>> START Dataset extract

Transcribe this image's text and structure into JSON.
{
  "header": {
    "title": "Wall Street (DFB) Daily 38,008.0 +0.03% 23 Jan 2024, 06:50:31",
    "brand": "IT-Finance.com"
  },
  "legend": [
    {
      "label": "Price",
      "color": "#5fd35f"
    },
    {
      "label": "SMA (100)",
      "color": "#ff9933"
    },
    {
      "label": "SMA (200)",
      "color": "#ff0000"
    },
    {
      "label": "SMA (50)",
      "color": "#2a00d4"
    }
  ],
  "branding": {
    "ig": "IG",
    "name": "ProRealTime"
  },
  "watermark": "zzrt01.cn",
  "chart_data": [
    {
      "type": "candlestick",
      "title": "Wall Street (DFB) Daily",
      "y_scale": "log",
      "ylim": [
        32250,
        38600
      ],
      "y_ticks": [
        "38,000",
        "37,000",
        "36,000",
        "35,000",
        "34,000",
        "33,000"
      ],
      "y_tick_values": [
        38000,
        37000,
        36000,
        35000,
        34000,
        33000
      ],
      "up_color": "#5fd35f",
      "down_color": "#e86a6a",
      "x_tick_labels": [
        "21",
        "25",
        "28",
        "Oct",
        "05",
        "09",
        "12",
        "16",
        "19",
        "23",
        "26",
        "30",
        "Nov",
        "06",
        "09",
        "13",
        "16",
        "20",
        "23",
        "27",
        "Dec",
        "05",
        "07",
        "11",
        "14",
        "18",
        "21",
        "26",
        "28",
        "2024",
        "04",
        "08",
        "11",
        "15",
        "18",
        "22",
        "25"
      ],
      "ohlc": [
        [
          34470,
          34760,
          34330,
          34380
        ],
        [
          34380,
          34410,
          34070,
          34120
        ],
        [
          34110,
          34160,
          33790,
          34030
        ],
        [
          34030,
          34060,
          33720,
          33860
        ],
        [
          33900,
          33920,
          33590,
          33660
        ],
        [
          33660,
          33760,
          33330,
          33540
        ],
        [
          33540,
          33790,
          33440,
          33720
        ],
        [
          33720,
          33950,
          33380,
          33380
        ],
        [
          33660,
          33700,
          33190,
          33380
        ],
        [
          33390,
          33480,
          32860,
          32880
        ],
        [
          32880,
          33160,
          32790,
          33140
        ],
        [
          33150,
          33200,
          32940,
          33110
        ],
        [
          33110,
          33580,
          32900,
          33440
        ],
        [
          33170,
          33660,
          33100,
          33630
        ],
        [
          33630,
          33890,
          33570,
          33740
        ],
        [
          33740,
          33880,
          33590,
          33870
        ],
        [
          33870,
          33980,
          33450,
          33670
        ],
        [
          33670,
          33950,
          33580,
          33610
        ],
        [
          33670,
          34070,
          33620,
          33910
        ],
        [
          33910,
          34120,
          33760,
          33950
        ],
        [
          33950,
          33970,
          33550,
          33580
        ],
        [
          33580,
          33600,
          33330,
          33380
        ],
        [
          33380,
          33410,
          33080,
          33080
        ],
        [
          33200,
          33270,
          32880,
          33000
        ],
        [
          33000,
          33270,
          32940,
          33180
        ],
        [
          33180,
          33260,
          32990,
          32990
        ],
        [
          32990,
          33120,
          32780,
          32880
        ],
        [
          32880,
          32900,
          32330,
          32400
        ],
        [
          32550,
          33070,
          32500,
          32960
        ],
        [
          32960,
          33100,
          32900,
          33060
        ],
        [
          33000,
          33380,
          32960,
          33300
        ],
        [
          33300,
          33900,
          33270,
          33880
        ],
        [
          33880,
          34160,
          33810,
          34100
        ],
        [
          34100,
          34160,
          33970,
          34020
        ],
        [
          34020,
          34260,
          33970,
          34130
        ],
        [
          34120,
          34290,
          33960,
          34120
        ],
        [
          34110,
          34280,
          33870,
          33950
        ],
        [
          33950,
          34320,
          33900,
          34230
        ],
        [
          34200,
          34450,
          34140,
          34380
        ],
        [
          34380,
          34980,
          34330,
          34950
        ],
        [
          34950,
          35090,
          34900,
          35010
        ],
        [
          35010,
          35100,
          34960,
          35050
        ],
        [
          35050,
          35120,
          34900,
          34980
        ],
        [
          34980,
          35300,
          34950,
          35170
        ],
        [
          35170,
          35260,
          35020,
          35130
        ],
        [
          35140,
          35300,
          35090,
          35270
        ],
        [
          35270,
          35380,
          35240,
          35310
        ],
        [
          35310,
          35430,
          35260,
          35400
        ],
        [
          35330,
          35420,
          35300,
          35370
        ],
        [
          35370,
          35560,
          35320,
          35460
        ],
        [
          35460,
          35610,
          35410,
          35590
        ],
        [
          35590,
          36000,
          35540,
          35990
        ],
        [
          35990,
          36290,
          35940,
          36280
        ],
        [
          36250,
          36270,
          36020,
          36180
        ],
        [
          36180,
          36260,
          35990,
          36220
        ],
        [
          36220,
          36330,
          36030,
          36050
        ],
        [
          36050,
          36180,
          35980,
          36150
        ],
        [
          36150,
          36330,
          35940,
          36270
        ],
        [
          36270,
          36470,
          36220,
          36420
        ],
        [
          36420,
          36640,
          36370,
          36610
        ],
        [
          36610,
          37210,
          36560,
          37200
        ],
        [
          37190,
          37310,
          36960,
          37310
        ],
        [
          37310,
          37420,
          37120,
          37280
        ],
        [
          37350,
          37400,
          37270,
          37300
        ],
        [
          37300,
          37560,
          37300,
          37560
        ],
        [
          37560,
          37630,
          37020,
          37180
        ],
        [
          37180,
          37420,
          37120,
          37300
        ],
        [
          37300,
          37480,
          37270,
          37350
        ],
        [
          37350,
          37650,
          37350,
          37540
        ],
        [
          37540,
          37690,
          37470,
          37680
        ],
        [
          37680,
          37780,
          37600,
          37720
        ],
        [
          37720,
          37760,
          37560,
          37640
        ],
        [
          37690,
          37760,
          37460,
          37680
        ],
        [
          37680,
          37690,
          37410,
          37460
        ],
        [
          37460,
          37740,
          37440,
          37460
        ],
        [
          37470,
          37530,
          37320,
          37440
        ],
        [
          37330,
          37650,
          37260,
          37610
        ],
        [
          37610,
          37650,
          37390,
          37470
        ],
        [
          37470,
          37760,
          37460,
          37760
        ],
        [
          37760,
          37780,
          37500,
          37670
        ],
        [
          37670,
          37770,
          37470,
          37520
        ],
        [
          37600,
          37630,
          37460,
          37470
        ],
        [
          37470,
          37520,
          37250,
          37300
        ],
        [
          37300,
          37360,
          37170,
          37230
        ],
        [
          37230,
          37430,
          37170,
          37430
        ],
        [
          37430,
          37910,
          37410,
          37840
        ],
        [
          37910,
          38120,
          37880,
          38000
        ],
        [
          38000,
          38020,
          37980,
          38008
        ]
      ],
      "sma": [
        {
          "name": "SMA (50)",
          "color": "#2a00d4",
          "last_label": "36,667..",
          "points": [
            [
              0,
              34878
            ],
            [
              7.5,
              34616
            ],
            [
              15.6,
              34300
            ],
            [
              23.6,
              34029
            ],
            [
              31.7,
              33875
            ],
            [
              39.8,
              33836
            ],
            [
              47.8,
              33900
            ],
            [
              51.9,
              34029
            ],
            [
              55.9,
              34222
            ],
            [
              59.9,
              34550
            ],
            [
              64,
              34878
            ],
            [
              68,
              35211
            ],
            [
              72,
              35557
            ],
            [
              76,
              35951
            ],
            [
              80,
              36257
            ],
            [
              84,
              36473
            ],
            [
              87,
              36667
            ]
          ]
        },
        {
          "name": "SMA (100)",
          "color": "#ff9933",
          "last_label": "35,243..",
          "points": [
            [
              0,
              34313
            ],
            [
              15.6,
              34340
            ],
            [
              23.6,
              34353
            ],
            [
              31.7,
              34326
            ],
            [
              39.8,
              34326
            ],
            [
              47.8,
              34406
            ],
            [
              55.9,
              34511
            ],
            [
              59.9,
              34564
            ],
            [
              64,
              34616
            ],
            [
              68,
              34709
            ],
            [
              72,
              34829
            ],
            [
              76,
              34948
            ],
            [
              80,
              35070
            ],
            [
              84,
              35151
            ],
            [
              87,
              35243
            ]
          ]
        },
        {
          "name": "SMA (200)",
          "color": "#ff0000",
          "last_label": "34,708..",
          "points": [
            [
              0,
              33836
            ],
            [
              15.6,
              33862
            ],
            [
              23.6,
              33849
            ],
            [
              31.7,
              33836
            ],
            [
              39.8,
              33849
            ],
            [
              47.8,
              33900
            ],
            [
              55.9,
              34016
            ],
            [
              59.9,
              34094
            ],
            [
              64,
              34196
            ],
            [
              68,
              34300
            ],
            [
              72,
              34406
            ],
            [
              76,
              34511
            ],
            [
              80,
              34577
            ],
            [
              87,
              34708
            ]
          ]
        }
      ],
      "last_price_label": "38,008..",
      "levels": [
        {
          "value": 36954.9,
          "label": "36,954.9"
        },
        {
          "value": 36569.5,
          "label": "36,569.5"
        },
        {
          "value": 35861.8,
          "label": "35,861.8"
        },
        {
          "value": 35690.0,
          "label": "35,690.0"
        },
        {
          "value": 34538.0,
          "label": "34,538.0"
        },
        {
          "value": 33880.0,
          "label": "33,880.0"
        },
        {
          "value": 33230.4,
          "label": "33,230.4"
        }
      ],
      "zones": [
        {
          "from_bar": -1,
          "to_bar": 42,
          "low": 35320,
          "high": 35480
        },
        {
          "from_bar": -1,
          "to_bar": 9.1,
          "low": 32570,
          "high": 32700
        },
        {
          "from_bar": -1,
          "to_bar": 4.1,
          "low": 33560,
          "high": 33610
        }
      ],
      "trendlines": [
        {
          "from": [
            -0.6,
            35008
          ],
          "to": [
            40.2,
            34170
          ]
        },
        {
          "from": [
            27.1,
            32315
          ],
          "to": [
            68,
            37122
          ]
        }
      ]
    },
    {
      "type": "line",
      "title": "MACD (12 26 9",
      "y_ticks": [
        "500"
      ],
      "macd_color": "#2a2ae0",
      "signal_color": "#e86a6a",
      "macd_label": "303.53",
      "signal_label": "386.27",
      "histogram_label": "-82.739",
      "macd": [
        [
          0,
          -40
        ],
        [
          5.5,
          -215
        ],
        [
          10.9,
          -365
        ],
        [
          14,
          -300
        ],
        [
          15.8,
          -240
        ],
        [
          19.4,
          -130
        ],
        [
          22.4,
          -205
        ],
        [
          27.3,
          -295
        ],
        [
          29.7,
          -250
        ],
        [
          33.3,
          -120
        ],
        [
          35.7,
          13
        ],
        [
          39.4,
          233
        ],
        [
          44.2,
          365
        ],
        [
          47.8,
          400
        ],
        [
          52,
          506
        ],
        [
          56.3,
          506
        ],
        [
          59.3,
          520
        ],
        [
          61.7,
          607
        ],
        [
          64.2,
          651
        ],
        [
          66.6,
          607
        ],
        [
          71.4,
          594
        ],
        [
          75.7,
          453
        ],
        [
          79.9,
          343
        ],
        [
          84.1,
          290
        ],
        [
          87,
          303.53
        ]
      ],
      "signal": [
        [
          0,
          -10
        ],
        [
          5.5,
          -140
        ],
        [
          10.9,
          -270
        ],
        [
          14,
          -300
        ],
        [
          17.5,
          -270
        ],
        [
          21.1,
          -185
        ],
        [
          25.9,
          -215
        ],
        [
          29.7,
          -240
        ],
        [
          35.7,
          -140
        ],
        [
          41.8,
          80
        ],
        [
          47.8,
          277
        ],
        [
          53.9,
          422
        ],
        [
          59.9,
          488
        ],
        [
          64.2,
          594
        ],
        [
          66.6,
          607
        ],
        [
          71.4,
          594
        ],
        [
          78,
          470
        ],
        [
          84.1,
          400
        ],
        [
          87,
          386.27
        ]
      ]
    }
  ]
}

>> END Dataset extract

Copy every line of the listing that contains the word "Daily".

    "title": "Wall Street (DFB) Daily 38,008.0 +0.03% 23 Jan 2024, 06:50:31",
      "title": "Wall Street (DFB) Daily",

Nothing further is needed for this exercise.